Among the entries below, find how many lines carry the word "conjugué" and state only that figure.

Data provided:
##############################
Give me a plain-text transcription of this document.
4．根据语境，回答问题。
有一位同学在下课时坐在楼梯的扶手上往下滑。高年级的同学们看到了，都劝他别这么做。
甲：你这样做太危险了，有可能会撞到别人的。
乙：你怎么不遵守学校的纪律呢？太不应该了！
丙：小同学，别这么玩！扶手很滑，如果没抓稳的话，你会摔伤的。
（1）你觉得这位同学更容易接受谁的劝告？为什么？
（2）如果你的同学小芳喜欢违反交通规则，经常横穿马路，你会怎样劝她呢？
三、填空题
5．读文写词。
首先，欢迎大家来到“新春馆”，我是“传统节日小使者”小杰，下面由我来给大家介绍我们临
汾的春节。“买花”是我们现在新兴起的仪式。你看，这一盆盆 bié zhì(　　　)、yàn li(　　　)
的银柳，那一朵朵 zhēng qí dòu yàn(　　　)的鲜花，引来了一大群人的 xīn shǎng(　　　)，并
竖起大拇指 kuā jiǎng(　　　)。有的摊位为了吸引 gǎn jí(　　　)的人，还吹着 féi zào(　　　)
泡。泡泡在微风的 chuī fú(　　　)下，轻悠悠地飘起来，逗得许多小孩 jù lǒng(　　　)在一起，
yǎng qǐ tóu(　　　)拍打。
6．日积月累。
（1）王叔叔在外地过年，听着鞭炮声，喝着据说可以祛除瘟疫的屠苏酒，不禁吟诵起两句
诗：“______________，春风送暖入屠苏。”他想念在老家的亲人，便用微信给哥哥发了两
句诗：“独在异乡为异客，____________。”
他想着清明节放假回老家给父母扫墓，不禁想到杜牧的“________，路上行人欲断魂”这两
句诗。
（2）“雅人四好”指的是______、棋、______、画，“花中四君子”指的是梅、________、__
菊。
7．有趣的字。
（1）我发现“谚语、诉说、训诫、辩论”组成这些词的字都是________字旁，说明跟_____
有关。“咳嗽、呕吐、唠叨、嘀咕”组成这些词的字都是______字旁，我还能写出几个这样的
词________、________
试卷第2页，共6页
##############################
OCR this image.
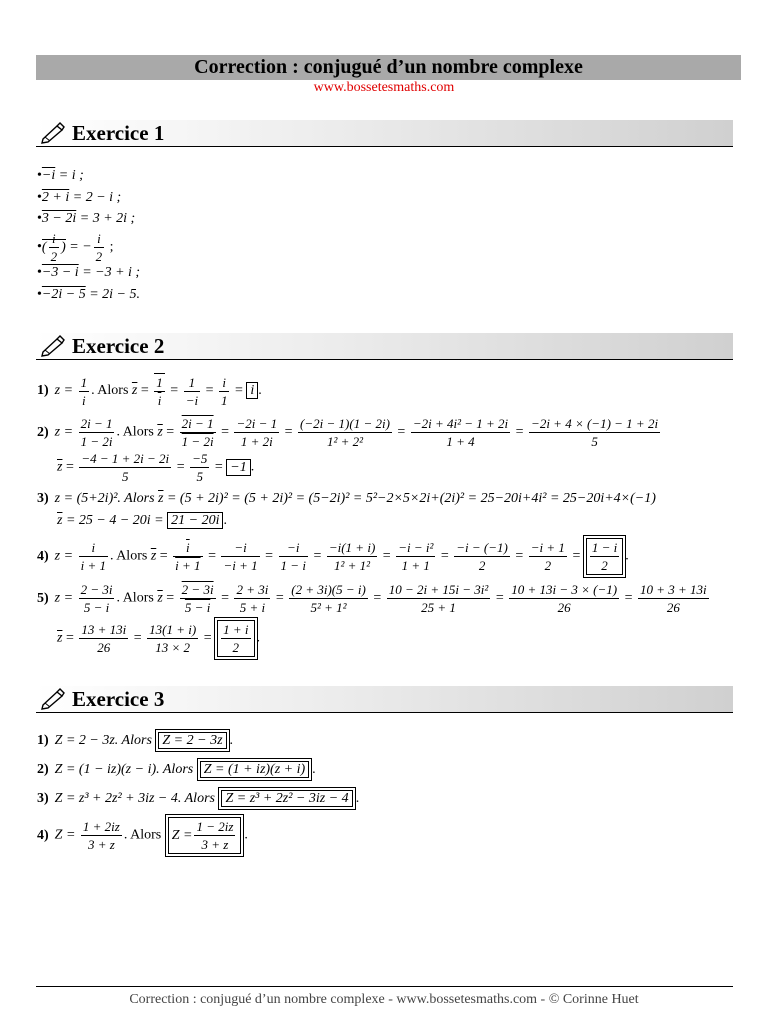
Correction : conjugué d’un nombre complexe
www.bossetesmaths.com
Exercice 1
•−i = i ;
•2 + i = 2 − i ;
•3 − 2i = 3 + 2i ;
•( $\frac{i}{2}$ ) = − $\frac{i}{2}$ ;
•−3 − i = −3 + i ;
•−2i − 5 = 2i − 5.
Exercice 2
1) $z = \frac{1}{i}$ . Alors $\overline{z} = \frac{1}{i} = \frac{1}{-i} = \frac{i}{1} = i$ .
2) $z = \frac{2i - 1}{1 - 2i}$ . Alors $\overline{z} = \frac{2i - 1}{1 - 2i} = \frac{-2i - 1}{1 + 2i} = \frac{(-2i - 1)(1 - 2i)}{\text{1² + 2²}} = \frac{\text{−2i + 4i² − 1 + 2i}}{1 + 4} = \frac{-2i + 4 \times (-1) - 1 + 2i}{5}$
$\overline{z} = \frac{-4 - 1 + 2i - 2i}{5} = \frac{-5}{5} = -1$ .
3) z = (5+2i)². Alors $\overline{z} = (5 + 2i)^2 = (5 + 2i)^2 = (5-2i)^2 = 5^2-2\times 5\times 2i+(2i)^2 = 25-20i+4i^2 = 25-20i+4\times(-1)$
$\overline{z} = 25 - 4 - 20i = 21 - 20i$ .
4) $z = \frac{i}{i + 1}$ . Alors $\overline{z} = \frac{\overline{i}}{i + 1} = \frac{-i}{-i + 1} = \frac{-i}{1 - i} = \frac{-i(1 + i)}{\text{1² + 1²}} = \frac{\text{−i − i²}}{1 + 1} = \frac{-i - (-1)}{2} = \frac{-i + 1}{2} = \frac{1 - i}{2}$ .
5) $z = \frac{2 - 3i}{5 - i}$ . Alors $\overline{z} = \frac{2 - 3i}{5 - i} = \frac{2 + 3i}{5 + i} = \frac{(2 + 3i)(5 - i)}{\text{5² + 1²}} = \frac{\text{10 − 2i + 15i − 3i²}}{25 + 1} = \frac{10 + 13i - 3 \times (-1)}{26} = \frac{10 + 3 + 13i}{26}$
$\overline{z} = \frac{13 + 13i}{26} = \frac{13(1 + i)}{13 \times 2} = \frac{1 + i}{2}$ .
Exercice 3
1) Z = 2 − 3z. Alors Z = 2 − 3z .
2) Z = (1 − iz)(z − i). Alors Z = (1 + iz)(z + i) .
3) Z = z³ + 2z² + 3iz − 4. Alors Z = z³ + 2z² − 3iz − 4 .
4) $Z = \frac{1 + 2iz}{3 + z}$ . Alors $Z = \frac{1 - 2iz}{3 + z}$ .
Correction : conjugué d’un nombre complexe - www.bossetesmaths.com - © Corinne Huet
##############################
Expected output: 2